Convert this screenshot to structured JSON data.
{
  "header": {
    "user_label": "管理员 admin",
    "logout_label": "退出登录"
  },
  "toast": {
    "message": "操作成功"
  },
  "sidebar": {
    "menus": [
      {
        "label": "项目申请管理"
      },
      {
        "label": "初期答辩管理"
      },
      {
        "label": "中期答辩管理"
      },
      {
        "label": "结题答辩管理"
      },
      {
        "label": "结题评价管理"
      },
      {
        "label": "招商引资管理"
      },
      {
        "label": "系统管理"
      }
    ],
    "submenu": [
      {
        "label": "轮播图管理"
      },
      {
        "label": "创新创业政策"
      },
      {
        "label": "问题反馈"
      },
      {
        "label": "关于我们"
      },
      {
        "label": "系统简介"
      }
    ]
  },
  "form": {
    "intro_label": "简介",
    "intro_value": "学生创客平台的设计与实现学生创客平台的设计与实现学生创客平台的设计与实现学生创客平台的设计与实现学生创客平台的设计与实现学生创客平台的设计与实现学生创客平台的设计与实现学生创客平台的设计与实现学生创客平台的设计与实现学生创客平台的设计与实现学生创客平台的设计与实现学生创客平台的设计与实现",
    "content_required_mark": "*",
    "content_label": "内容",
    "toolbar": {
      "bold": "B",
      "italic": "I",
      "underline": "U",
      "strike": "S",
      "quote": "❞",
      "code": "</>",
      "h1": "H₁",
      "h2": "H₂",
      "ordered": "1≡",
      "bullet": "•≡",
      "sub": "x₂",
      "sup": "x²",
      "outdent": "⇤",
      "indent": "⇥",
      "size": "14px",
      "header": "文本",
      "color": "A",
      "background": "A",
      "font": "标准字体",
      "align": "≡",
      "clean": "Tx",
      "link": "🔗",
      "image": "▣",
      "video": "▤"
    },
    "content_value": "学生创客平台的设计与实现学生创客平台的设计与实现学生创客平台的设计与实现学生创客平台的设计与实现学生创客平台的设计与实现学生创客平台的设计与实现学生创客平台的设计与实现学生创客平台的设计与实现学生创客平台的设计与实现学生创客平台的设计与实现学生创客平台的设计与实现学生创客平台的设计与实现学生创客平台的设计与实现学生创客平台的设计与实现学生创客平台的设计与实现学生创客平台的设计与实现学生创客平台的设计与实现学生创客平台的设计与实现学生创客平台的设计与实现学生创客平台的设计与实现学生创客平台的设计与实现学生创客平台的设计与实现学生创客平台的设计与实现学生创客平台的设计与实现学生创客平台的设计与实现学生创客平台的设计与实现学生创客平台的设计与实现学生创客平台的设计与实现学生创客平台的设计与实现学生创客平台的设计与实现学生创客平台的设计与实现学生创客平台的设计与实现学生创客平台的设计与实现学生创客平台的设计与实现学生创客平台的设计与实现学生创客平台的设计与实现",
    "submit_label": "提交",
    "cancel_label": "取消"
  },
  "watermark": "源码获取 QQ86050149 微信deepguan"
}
========================================================================
(The exercise):
The listing above should be transcribed in full, exactly as written.

(Answer):
Convert this screenshot to structured JSON data.
{
  "header": {
    "user_label": "管理员 admin",
    "logout_label": "退出登录"
  },
  "toast": {
    "message": "操作成功"
  },
  "sidebar": {
    "menus": [
      {
        "label": "项目申请管理"
      },
      {
        "label": "初期答辩管理"
      },
      {
        "label": "中期答辩管理"
      },
      {
        "label": "结题答辩管理"
      },
      {
        "label": "结题评价管理"
      },
      {
        "label": "招商引资管理"
      },
      {
        "label": "系统管理"
      }
    ],
    "submenu": [
      {
        "label": "轮播图管理"
      },
      {
        "label": "创新创业政策"
      },
      {
        "label": "问题反馈"
      },
      {
        "label": "关于我们"
      },
      {
        "label": "系统简介"
      }
    ]
  },
  "form": {
    "intro_label": "简介",
    "intro_value": "学生创客平台的设计与实现学生创客平台的设计与实现学生创客平台的设计与实现学生创客平台的设计与实现学生创客平台的设计与实现学生创客平台的设计与实现学生创客平台的设计与实现学生创客平台的设计与实现学生创客平台的设计与实现学生创客平台的设计与实现学生创客平台的设计与实现学生创客平台的设计与实现",
    "content_required_mark": "*",
    "content_label": "内容",
    "toolbar": {
      "bold": "B",
      "italic": "I",
      "underline": "U",
      "strike": "S",
      "quote": "❞",
      "code": "</>",
      "h1": "H₁",
      "h2": "H₂",
      "ordered": "1≡",
      "bullet": "•≡",
      "sub": "x₂",
      "sup": "x²",
      "outdent": "⇤",
      "indent": "⇥",
      "size": "14px",
      "header": "文本",
      "color": "A",
      "background": "A",
      "font": "标准字体",
      "align": "≡",
      "clean": "Tx",
      "link": "🔗",
      "image": "▣",
      "video": "▤"
    },
    "content_value": "学生创客平台的设计与实现学生创客平台的设计与实现学生创客平台的设计与实现学生创客平台的设计与实现学生创客平台的设计与实现学生创客平台的设计与实现学生创客平台的设计与实现学生创客平台的设计与实现学生创客平台的设计与实现学生创客平台的设计与实现学生创客平台的设计与实现学生创客平台的设计与实现学生创客平台的设计与实现学生创客平台的设计与实现学生创客平台的设计与实现学生创客平台的设计与实现学生创客平台的设计与实现学生创客平台的设计与实现学生创客平台的设计与实现学生创客平台的设计与实现学生创客平台的设计与实现学生创客平台的设计与实现学生创客平台的设计与实现学生创客平台的设计与实现学生创客平台的设计与实现学生创客平台的设计与实现学生创客平台的设计与实现学生创客平台的设计与实现学生创客平台的设计与实现学生创客平台的设计与实现学生创客平台的设计与实现学生创客平台的设计与实现学生创客平台的设计与实现学生创客平台的设计与实现学生创客平台的设计与实现学生创客平台的设计与实现",
    "submit_label": "提交",
    "cancel_label": "取消"
  },
  "watermark": "源码获取 QQ86050149 微信deepguan"
}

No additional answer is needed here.